:: GIVEN TASK ::
Narrow the data below down to the lines containing "caption".
**** DATA SHOWN
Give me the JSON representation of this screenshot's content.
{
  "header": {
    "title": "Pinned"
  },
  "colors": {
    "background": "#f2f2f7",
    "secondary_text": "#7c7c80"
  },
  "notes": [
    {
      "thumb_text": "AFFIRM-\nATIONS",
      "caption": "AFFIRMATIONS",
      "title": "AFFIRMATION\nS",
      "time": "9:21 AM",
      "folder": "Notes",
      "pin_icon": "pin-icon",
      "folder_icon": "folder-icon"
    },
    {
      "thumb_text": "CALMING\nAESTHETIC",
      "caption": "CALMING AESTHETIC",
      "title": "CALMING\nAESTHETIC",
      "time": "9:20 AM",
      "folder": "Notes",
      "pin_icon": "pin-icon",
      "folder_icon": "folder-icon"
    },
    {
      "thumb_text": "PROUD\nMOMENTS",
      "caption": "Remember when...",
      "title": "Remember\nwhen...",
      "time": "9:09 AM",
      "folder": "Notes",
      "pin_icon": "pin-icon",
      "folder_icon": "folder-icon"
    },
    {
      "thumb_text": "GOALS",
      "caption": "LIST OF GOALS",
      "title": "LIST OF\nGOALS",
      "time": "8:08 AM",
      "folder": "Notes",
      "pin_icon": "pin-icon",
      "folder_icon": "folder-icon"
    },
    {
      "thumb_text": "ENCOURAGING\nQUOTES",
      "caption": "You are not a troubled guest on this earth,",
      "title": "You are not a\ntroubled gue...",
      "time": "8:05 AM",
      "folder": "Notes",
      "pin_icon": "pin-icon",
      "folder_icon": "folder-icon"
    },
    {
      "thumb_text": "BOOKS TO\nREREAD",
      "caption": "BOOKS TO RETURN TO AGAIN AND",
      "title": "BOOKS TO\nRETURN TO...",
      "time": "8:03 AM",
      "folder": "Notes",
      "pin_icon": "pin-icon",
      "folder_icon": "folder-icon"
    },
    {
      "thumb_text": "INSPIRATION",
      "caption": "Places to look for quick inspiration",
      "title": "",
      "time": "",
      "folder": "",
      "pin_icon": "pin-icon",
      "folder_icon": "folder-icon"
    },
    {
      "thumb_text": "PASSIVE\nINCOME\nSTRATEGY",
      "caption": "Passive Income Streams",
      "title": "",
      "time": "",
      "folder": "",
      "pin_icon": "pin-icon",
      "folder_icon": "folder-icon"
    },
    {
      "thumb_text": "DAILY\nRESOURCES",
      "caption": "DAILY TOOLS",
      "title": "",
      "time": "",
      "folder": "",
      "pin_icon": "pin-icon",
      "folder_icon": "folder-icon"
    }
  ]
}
********
**** DATA SHOWN
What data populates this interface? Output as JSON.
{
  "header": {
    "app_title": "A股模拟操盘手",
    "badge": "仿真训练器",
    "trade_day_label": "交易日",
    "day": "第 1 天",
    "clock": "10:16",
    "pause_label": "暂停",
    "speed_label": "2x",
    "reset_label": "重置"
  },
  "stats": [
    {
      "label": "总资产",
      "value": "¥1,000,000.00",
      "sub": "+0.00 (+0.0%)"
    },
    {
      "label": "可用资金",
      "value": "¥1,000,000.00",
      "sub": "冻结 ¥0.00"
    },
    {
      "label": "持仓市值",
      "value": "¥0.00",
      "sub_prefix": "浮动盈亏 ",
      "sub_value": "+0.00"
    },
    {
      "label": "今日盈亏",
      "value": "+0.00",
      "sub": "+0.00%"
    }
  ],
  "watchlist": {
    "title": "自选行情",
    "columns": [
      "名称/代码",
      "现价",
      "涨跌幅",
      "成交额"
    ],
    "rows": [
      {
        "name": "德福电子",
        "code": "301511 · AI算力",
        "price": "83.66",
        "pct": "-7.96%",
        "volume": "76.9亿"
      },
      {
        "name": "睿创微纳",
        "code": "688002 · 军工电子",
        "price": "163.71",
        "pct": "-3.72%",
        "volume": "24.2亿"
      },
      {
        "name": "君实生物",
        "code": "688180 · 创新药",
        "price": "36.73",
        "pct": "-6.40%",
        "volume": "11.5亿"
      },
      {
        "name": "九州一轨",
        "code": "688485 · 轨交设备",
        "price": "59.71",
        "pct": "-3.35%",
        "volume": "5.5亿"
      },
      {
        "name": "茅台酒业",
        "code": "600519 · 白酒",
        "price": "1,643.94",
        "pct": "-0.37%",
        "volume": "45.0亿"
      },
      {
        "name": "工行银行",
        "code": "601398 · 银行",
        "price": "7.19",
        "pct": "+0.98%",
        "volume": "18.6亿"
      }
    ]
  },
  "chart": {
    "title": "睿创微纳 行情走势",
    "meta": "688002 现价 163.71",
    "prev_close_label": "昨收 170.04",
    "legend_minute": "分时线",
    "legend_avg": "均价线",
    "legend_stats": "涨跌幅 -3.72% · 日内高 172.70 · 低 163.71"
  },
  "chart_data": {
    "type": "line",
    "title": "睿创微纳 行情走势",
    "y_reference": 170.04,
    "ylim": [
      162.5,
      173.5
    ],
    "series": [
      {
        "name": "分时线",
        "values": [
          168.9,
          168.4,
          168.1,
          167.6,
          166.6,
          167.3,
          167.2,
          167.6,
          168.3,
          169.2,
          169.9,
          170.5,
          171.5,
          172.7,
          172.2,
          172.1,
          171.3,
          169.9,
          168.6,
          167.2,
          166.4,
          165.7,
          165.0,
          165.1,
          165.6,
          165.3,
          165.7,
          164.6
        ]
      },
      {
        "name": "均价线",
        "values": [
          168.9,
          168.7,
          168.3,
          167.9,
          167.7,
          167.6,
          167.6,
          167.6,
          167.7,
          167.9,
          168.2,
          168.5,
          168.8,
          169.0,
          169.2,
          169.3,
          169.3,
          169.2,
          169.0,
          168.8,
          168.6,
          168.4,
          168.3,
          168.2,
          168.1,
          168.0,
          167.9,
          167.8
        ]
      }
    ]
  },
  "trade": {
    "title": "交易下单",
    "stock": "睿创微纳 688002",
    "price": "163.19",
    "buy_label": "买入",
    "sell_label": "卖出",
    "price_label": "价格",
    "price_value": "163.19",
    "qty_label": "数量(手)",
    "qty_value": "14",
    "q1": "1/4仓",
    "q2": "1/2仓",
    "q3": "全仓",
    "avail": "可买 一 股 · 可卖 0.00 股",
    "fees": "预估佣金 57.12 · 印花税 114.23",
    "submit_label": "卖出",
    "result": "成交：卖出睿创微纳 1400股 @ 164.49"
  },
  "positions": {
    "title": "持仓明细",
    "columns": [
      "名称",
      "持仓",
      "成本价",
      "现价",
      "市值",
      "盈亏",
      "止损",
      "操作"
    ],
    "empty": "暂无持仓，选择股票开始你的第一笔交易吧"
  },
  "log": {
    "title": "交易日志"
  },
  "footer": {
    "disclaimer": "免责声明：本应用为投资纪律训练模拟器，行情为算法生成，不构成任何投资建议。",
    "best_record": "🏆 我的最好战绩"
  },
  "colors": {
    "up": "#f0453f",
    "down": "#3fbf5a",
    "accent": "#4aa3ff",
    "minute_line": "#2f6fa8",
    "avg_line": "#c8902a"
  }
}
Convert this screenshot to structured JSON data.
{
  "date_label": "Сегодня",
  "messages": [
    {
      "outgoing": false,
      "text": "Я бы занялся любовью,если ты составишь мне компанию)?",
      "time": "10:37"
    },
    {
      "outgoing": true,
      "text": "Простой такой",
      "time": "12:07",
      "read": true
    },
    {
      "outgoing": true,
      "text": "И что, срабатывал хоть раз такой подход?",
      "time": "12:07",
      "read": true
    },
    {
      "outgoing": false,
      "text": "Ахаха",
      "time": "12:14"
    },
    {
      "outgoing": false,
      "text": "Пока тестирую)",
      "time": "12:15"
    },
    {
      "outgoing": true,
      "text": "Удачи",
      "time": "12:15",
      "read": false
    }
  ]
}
********
:: PROBLEM SOLUTION ::
      "caption": "AFFIRMATIONS",
      "caption": "CALMING AESTHETIC",
      "caption": "Remember when...",
      "caption": "LIST OF GOALS",
      "caption": "You are not a troubled guest on this earth,",
      "caption": "BOOKS TO RETURN TO AGAIN AND",
      "caption": "Places to look for quick inspiration",
      "caption": "Passive Income Streams",
      "caption": "DAILY TOOLS",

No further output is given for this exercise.